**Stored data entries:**
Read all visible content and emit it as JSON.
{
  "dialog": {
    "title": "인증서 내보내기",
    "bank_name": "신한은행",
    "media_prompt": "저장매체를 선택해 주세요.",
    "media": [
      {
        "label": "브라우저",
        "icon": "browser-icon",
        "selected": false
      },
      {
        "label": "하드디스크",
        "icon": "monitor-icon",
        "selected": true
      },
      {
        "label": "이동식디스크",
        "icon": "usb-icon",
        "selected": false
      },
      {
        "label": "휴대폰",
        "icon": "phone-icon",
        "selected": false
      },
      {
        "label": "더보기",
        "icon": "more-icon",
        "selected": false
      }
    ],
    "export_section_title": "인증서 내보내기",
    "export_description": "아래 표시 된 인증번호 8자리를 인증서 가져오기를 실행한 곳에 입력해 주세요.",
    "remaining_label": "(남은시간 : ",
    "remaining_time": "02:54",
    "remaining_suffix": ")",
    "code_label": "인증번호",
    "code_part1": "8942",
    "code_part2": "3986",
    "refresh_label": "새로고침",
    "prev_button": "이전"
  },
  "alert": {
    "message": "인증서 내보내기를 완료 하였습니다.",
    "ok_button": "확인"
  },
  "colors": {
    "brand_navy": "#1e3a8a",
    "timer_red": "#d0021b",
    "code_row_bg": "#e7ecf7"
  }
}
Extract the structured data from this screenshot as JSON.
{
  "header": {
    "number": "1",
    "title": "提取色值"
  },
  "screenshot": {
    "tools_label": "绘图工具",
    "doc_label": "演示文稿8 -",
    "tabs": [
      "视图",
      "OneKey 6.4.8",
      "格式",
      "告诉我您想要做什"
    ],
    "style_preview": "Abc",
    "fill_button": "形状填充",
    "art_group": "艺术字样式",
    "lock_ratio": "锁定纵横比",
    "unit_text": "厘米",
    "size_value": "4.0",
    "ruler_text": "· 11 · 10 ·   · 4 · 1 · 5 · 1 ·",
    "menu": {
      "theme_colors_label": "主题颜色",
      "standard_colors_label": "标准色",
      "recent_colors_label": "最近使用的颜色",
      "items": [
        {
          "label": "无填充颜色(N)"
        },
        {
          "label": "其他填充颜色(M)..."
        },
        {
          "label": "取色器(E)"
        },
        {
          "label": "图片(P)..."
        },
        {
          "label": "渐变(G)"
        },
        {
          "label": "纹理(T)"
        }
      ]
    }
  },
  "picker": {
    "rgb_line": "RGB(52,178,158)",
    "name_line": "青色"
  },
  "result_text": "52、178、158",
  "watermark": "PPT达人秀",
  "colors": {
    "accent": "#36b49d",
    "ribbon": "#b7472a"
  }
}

**Written task:** Going through the data above, count the lines where the string "인증번호" appears, and answer with only that number.

**Answer to the task:** 2